++++ DATA UNDER STUDY

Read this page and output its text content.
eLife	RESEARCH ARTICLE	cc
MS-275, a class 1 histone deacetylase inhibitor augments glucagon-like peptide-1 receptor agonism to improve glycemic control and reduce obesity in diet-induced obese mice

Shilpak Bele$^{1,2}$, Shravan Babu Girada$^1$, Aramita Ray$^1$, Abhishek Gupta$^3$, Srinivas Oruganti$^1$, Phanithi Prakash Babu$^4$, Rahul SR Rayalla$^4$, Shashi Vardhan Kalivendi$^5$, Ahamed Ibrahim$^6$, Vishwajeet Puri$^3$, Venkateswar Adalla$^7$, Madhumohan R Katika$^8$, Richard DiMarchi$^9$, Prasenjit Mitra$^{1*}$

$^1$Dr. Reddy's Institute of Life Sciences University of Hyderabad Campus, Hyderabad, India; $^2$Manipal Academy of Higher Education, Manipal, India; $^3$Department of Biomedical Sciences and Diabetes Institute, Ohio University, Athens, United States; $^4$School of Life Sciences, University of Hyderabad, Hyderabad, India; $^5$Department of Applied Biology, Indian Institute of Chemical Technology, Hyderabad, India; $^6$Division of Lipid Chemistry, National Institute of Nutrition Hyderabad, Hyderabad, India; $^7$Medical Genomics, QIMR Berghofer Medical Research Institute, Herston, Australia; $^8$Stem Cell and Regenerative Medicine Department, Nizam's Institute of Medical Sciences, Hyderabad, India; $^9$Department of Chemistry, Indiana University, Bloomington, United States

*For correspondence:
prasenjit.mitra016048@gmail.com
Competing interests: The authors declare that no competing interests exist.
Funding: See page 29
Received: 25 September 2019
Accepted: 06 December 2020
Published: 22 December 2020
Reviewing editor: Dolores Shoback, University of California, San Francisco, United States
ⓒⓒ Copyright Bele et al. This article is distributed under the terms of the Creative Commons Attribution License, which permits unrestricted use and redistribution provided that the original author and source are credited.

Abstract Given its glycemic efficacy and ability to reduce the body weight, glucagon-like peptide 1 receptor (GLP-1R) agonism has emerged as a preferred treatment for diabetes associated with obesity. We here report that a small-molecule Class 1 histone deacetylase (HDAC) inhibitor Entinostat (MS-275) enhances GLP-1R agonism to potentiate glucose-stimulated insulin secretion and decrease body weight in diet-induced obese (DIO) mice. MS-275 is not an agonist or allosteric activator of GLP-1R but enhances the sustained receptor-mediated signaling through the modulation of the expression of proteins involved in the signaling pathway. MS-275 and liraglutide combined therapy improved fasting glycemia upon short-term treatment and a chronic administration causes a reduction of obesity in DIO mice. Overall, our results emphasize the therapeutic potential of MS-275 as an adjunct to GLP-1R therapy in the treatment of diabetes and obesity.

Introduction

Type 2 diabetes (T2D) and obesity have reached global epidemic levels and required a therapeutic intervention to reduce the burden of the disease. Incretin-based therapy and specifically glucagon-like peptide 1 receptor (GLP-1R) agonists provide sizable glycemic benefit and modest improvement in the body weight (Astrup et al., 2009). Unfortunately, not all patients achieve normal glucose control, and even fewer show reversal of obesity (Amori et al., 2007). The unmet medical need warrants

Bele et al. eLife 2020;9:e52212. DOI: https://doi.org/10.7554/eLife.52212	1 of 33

++++++++

Repeat every record above. Each one must match exactly.

Read this page and output its text content.
eLife	RESEARCH ARTICLE	cc
MS-275, a class 1 histone deacetylase inhibitor augments glucagon-like peptide-1 receptor agonism to improve glycemic control and reduce obesity in diet-induced obese mice

Shilpak Bele$^{1,2}$, Shravan Babu Girada$^1$, Aramita Ray$^1$, Abhishek Gupta$^3$, Srinivas Oruganti$^1$, Phanithi Prakash Babu$^4$, Rahul SR Rayalla$^4$, Shashi Vardhan Kalivendi$^5$, Ahamed Ibrahim$^6$, Vishwajeet Puri$^3$, Venkateswar Adalla$^7$, Madhumohan R Katika$^8$, Richard DiMarchi$^9$, Prasenjit Mitra$^{1*}$

$^1$Dr. Reddy's Institute of Life Sciences University of Hyderabad Campus, Hyderabad, India; $^2$Manipal Academy of Higher Education, Manipal, India; $^3$Department of Biomedical Sciences and Diabetes Institute, Ohio University, Athens, United States; $^4$School of Life Sciences, University of Hyderabad, Hyderabad, India; $^5$Department of Applied Biology, Indian Institute of Chemical Technology, Hyderabad, India; $^6$Division of Lipid Chemistry, National Institute of Nutrition Hyderabad, Hyderabad, India; $^7$Medical Genomics, QIMR Berghofer Medical Research Institute, Herston, Australia; $^8$Stem Cell and Regenerative Medicine Department, Nizam's Institute of Medical Sciences, Hyderabad, India; $^9$Department of Chemistry, Indiana University, Bloomington, United States

*For correspondence:
prasenjit.mitra016048@gmail.com
Competing interests: The authors declare that no competing interests exist.
Funding: See page 29
Received: 25 September 2019
Accepted: 06 December 2020
Published: 22 December 2020
Reviewing editor: Dolores Shoback, University of California, San Francisco, United States
ⓒⓒ Copyright Bele et al. This article is distributed under the terms of the Creative Commons Attribution License, which permits unrestricted use and redistribution provided that the original author and source are credited.

Abstract Given its glycemic efficacy and ability to reduce the body weight, glucagon-like peptide 1 receptor (GLP-1R) agonism has emerged as a preferred treatment for diabetes associated with obesity. We here report that a small-molecule Class 1 histone deacetylase (HDAC) inhibitor Entinostat (MS-275) enhances GLP-1R agonism to potentiate glucose-stimulated insulin secretion and decrease body weight in diet-induced obese (DIO) mice. MS-275 is not an agonist or allosteric activator of GLP-1R but enhances the sustained receptor-mediated signaling through the modulation of the expression of proteins involved in the signaling pathway. MS-275 and liraglutide combined therapy improved fasting glycemia upon short-term treatment and a chronic administration causes a reduction of obesity in DIO mice. Overall, our results emphasize the therapeutic potential of MS-275 as an adjunct to GLP-1R therapy in the treatment of diabetes and obesity.

Introduction

Type 2 diabetes (T2D) and obesity have reached global epidemic levels and required a therapeutic intervention to reduce the burden of the disease. Incretin-based therapy and specifically glucagon-like peptide 1 receptor (GLP-1R) agonists provide sizable glycemic benefit and modest improvement in the body weight (Astrup et al., 2009). Unfortunately, not all patients achieve normal glucose control, and even fewer show reversal of obesity (Amori et al., 2007). The unmet medical need warrants

Bele et al. eLife 2020;9:e52212. DOI: https://doi.org/10.7554/eLife.52212	1 of 33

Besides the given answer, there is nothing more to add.